> [To do] Every entry that appears below is to be output exactly.

> [Exercise inputs]
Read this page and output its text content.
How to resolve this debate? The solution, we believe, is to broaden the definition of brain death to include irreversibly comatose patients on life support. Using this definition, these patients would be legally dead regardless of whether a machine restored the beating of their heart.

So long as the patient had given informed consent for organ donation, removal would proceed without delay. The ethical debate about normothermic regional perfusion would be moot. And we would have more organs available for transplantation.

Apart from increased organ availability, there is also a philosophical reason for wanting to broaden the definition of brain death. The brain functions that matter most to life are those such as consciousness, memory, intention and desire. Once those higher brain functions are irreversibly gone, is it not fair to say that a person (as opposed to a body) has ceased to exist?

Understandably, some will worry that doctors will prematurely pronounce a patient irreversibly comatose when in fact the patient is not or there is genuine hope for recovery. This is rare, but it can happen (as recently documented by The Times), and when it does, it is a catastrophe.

> [Answer section]
Read this page and output its text content.
How to resolve this debate? The solution, we believe, is to broaden the definition of brain death to include irreversibly comatose patients on life support. Using this definition, these patients would be legally dead regardless of whether a machine restored the beating of their heart.

So long as the patient had given informed consent for organ donation, removal would proceed without delay. The ethical debate about normothermic regional perfusion would be moot. And we would have more organs available for transplantation.

Apart from increased organ availability, there is also a philosophical reason for wanting to broaden the definition of brain death. The brain functions that matter most to life are those such as consciousness, memory, intention and desire. Once those higher brain functions are irreversibly gone, is it not fair to say that a person (as opposed to a body) has ceased to exist?

Understandably, some will worry that doctors will prematurely pronounce a patient irreversibly comatose when in fact the patient is not or there is genuine hope for recovery. This is rare, but it can happen (as recently documented by The Times), and when it does, it is a catastrophe.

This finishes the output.